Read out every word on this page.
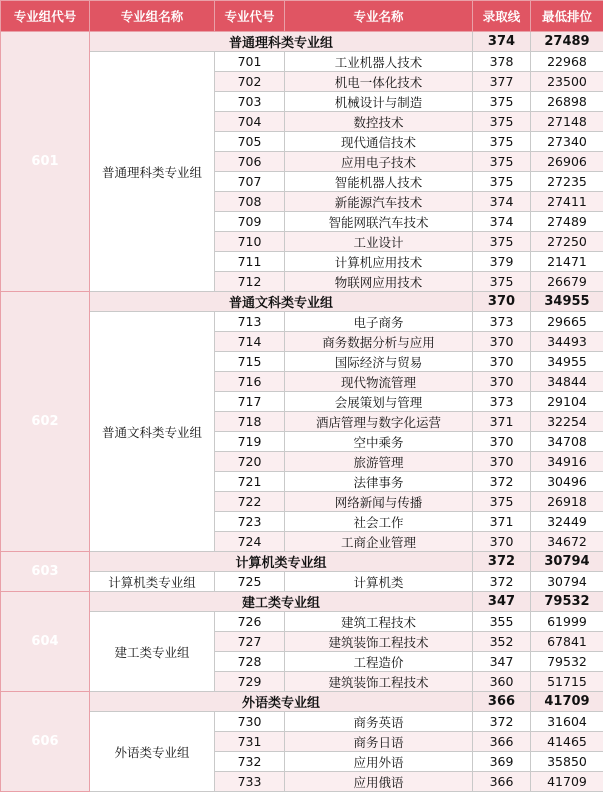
专业组代号	专业组名称	专业代号	专业名称	录取线	最低排位
601	普通理科类专业组			374	27489
	普通理科类专业组	701	工业机器人技术	378	22968
		702	机电一体化技术	377	23500
		703	机械设计与制造	375	26898
		704	数控技术	375	27148
		705	现代通信技术	375	27340
		706	应用电子技术	375	26906
		707	智能机器人技术	375	27235
		708	新能源汽车技术	374	27411
		709	智能网联汽车技术	374	27489
		710	工业设计	375	27250
		711	计算机应用技术	379	21471
		712	物联网应用技术	375	26679
602	普通文科类专业组			370	34955
	普通文科类专业组	713	电子商务	373	29665
		714	商务数据分析与应用	370	34493
		715	国际经济与贸易	370	34955
		716	现代物流管理	370	34844
		717	会展策划与管理	373	29104
		718	酒店管理与数字化运营	371	32254
		719	空中乘务	370	34708
		720	旅游管理	370	34916
		721	法律事务	372	30496
		722	网络新闻与传播	375	26918
		723	社会工作	371	32449
		724	工商企业管理	370	34672
603	计算机类专业组			372	30794
	计算机类专业组	725	计算机类	372	30794
604	建工类专业组			347	79532
	建工类专业组	726	建筑工程技术	355	61999
		727	建筑装饰工程技术	352	67841
		728	工程造价	347	79532
		729	建筑装饰工程技术	360	51715
606	外语类专业组			366	41709
	外语类专业组	730	商务英语	372	31604
		731	商务日语	366	41465
		732	应用外语	369	35850
		733	应用俄语	366	41709
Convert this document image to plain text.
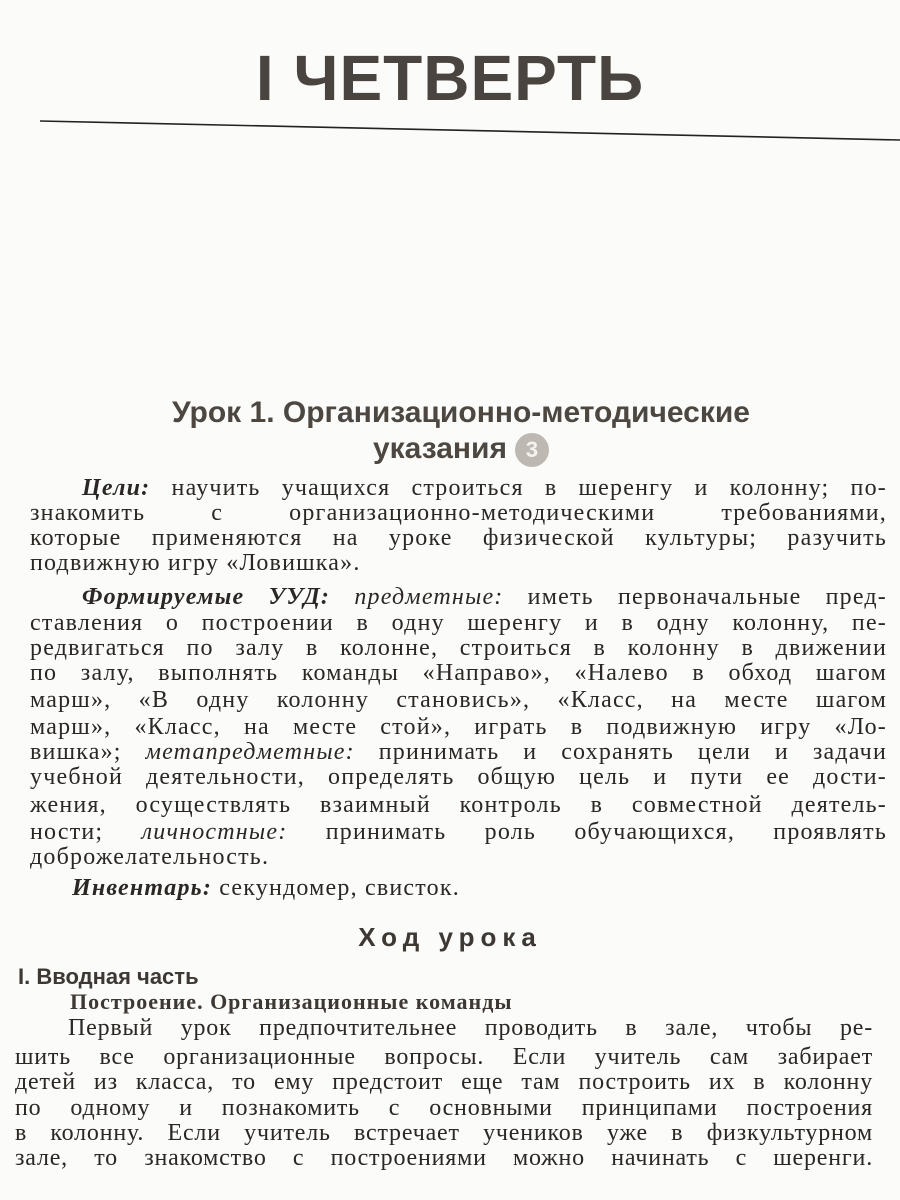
I ЧЕТВЕРТЬ
Урок 1. Организационно-методические
указания 3
Цели: научить учащихся строиться в шеренгу и колонну; по-
знакомить с организационно-методическими требованиями,
которые применяются на уроке физической культуры; разучить
подвижную игру «Ловишка».
Формируемые УУД: предметные: иметь первоначальные пред-
ставления о построении в одну шеренгу и в одну колонну, пе-
редвигаться по залу в колонне, строиться в колонну в движении
по залу, выполнять команды «Направо», «Налево в обход шагом
марш», «В одну колонну становись», «Класс, на месте шагом
марш», «Класс, на месте стой», играть в подвижную игру «Ло-
вишка»; метапредметные: принимать и сохранять цели и задачи
учебной деятельности, определять общую цель и пути ее дости-
жения, осуществлять взаимный контроль в совместной деятель-
ности; личностные: принимать роль обучающихся, проявлять
доброжелательность.
Инвентарь: секундомер, свисток.
Первый урок предпочтительнее проводить в зале, чтобы ре-
шить все организационные вопросы. Если учитель сам забирает
детей из класса, то ему предстоит еще там построить их в колонну
по одному и познакомить с основными принципами построения
в колонну. Если учитель встречает учеников уже в физкультурном
зале, то знакомство с построениями можно начинать с шеренги.
Ход урока
I. Вводная часть
Построение. Организационные команды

········

TASK STATEMENT
Set down the complete material exactly, but do not include the images.

TASK RESPONSE
Read out every word on this page.
专业组代号	专业组名称	专业代号	专业名称	录取线	最低排位
601	普通理科类专业组			374	27489
	普通理科类专业组	701	工业机器人技术	378	22968
		702	机电一体化技术	377	23500
		703	机械设计与制造	375	26898
		704	数控技术	375	27148
		705	现代通信技术	375	27340
		706	应用电子技术	375	26906
		707	智能机器人技术	375	27235
		708	新能源汽车技术	374	27411
		709	智能网联汽车技术	374	27489
		710	工业设计	375	27250
		711	计算机应用技术	379	21471
		712	物联网应用技术	375	26679
602	普通文科类专业组			370	34955
	普通文科类专业组	713	电子商务	373	29665
		714	商务数据分析与应用	370	34493
		715	国际经济与贸易	370	34955
		716	现代物流管理	370	34844
		717	会展策划与管理	373	29104
		718	酒店管理与数字化运营	371	32254
		719	空中乘务	370	34708
		720	旅游管理	370	34916
		721	法律事务	372	30496
		722	网络新闻与传播	375	26918
		723	社会工作	371	32449
		724	工商企业管理	370	34672
603	计算机类专业组			372	30794
	计算机类专业组	725	计算机类	372	30794
604	建工类专业组			347	79532
	建工类专业组	726	建筑工程技术	355	61999
		727	建筑装饰工程技术	352	67841
		728	工程造价	347	79532
		729	建筑装饰工程技术	360	51715
606	外语类专业组			366	41709
	外语类专业组	730	商务英语	372	31604
		731	商务日语	366	41465
		732	应用外语	369	35850
		733	应用俄语	366	41709
Convert this document image to plain text.
I ЧЕТВЕРТЬ
Урок 1. Организационно-методические
указания 3
Цели: научить учащихся строиться в шеренгу и колонну; по-
знакомить с организационно-методическими требованиями,
которые применяются на уроке физической культуры; разучить
подвижную игру «Ловишка».
Формируемые УУД: предметные: иметь первоначальные пред-
ставления о построении в одну шеренгу и в одну колонну, пе-
редвигаться по залу в колонне, строиться в колонну в движении
по залу, выполнять команды «Направо», «Налево в обход шагом
марш», «В одну колонну становись», «Класс, на месте шагом
марш», «Класс, на месте стой», играть в подвижную игру «Ло-
вишка»; метапредметные: принимать и сохранять цели и задачи
учебной деятельности, определять общую цель и пути ее дости-
жения, осуществлять взаимный контроль в совместной деятель-
ности; личностные: принимать роль обучающихся, проявлять
доброжелательность.
Инвентарь: секундомер, свисток.
Первый урок предпочтительнее проводить в зале, чтобы ре-
шить все организационные вопросы. Если учитель сам забирает
детей из класса, то ему предстоит еще там построить их в колонну
по одному и познакомить с основными принципами построения
в колонну. Если учитель встречает учеников уже в физкультурном
зале, то знакомство с построениями можно начинать с шеренги.
Ход урока
I. Вводная часть
Построение. Организационные команды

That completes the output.